▶ The data:

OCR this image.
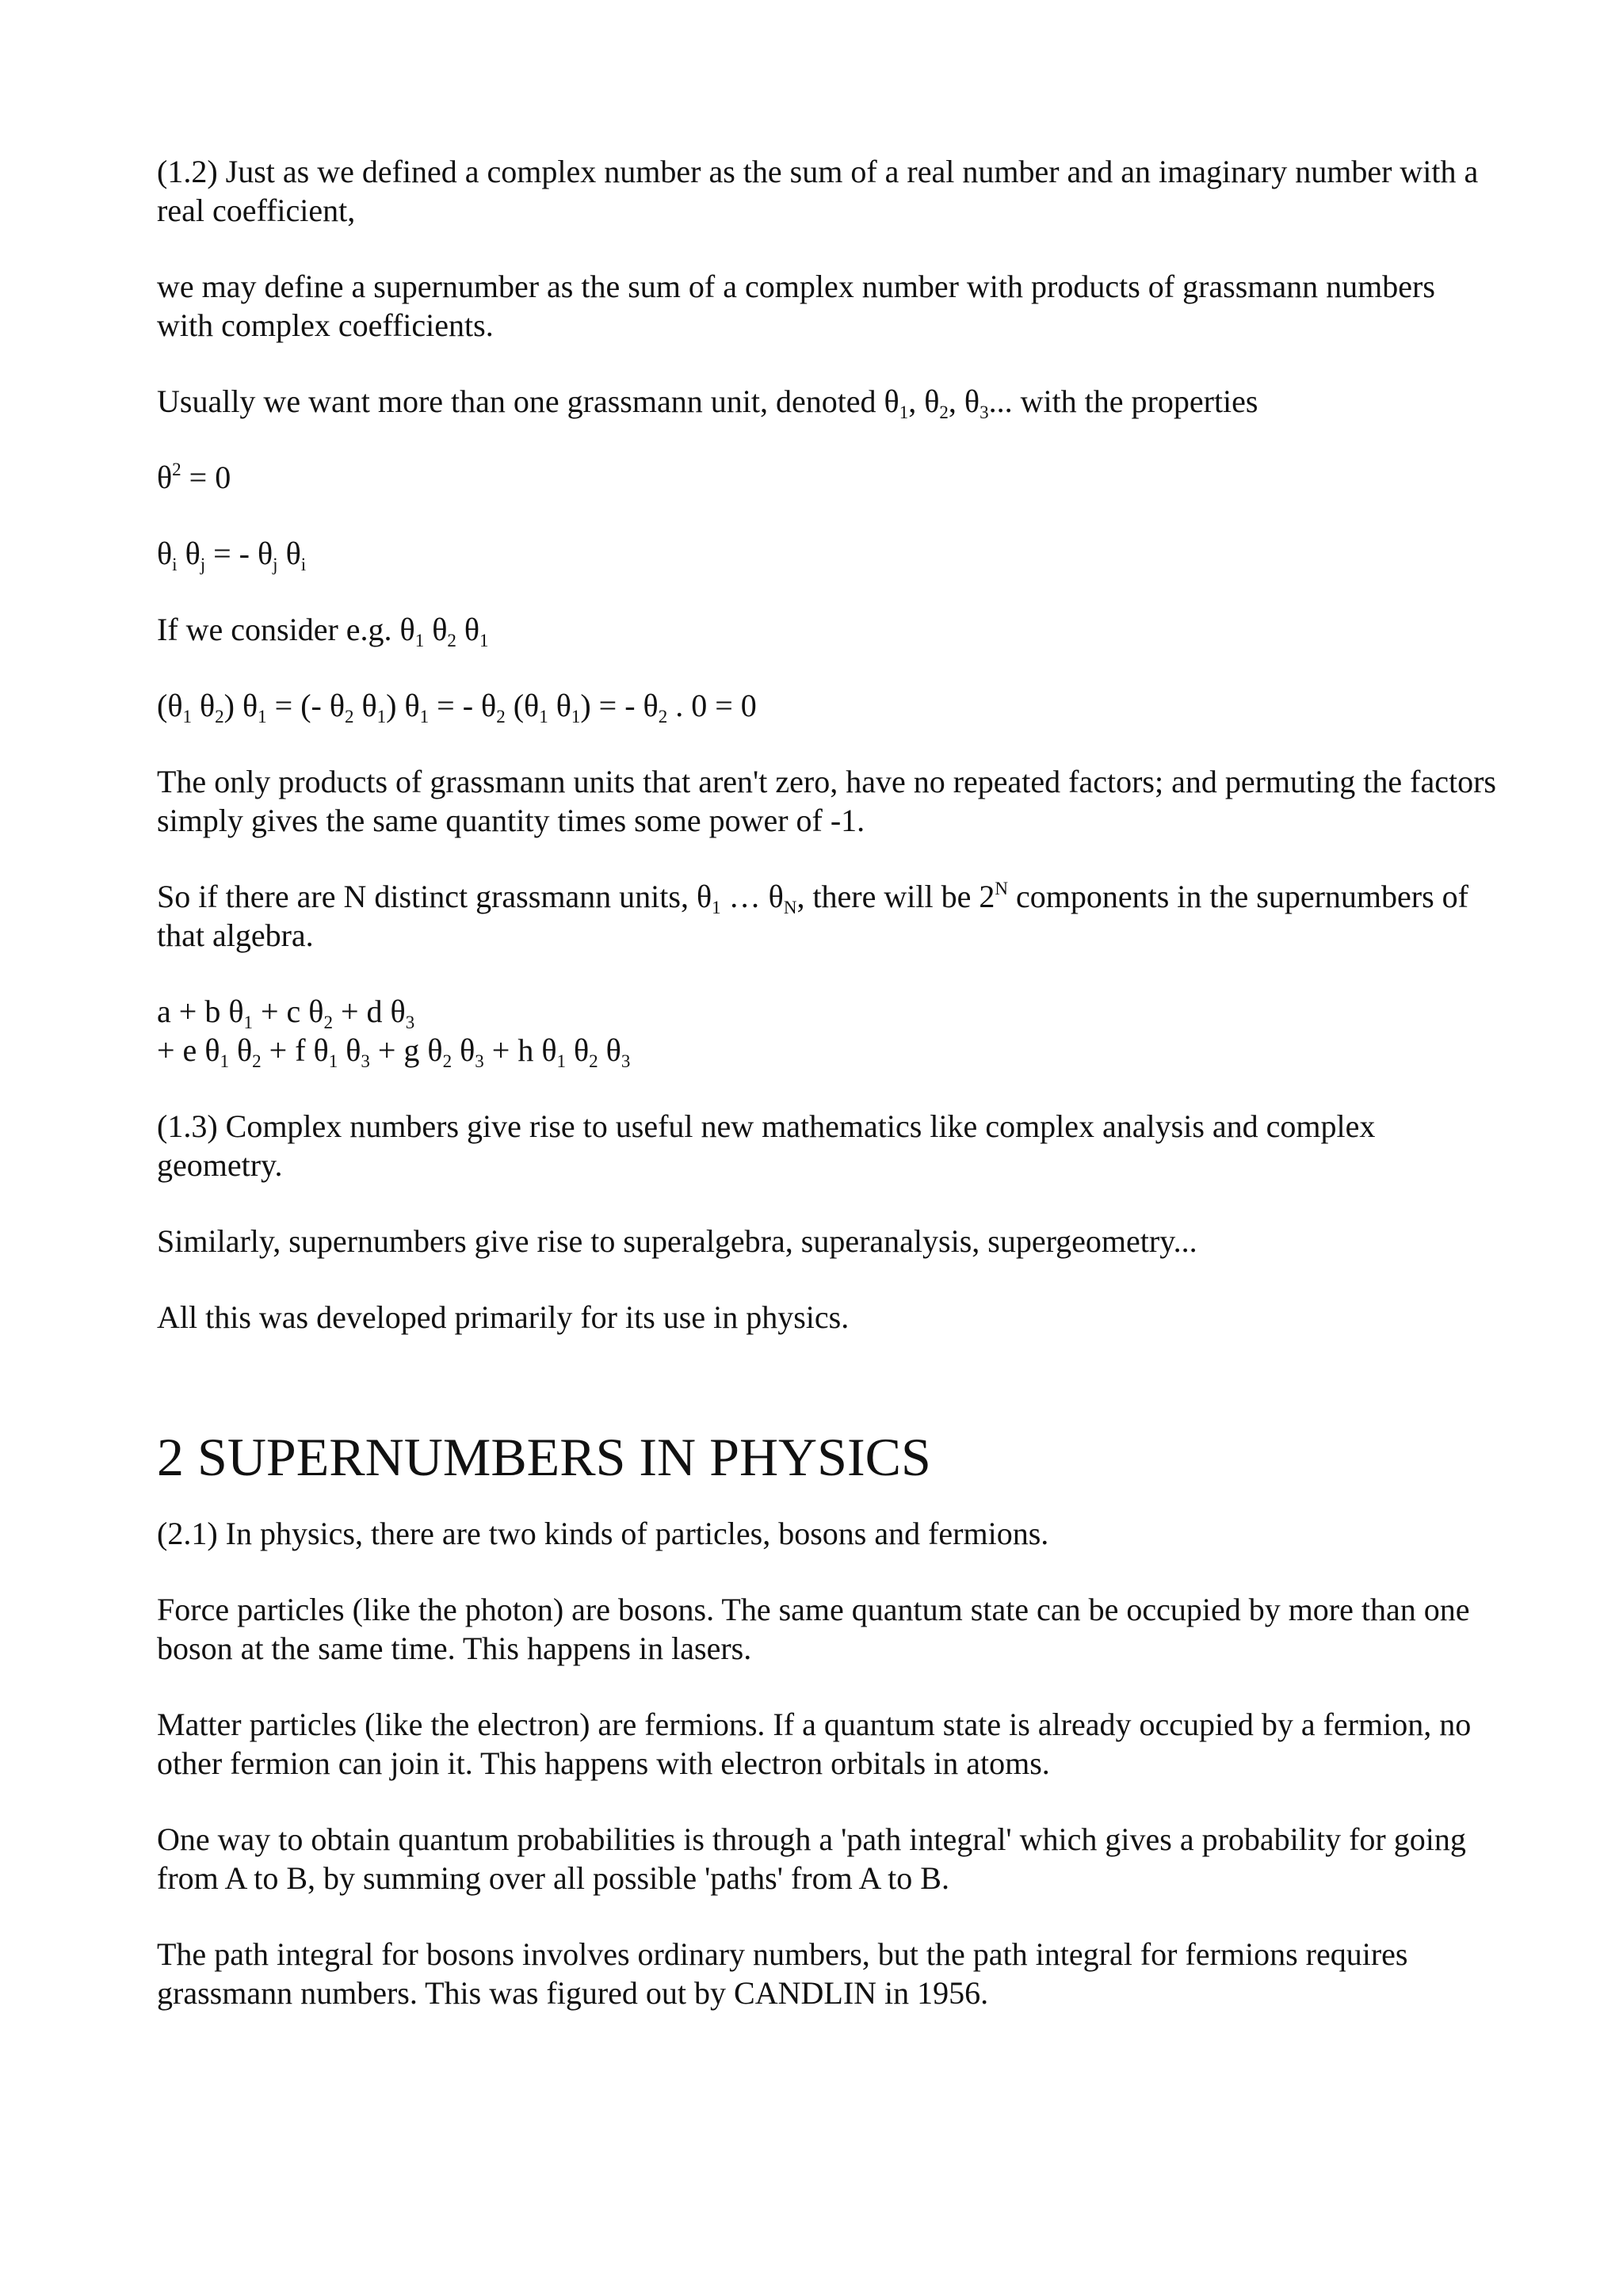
(1.2) Just as we defined a complex number as the sum of a real number and an imaginary number with a real coefficient,

we may define a supernumber as the sum of a complex number with products of grassmann numbers with complex coefficients.

Usually we want more than one grassmann unit, denoted $\theta_1$, $\theta_2$, $\theta_3$... with the properties

$\theta^2 = 0$

$\theta_i$ $\theta_j$ = - $\theta_j$ $\theta_i$

If we consider e.g. $\theta_1$ $\theta_2$ $\theta_1$

($\theta_1$ $\theta_2$) $\theta_1$ = (- $\theta_2$ $\theta_1$) $\theta_1$ = - $\theta_2$ ($\theta_1$ $\theta_1$) = - $\theta_2$ . 0 = 0

The only products of grassmann units that aren't zero, have no repeated factors; and permuting the factors simply gives the same quantity times some power of -1.

So if there are N distinct grassmann units, $\theta_1$ … $\theta_N$, there will be $2^N$ components in the supernumbers of that algebra.

a + b $\theta_1 + c$ $\theta_2 + d$ $\theta_3$

+ e $\theta_1$ $\theta_2 + f$ $\theta_1$ $\theta_3 + g$ $\theta_2$ $\theta_3 + h$ $\theta_1$ $\theta_2$ $\theta_3$

(1.3) Complex numbers give rise to useful new mathematics like complex analysis and complex geometry.

Similarly, supernumbers give rise to superalgebra, superanalysis, supergeometry...

All this was developed primarily for its use in physics.

2 SUPERNUMBERS IN PHYSICS

(2.1) In physics, there are two kinds of particles, bosons and fermions.

Force particles (like the photon) are bosons. The same quantum state can be occupied by more than one boson at the same time. This happens in lasers.

Matter particles (like the electron) are fermions. If a quantum state is already occupied by a fermion, no other fermion can join it. This happens with electron orbitals in atoms.

One way to obtain quantum probabilities is through a 'path integral' which gives a probability for going from A to B, by summing over all possible 'paths' from A to B.

The path integral for bosons involves ordinary numbers, but the path integral for fermions requires grassmann numbers. This was figured out by CANDLIN in 1956.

▶ Stated problem: Looking at the entries above, state how many lines contain "grassmann"; give the number alone.

▶ Reply to the task: 5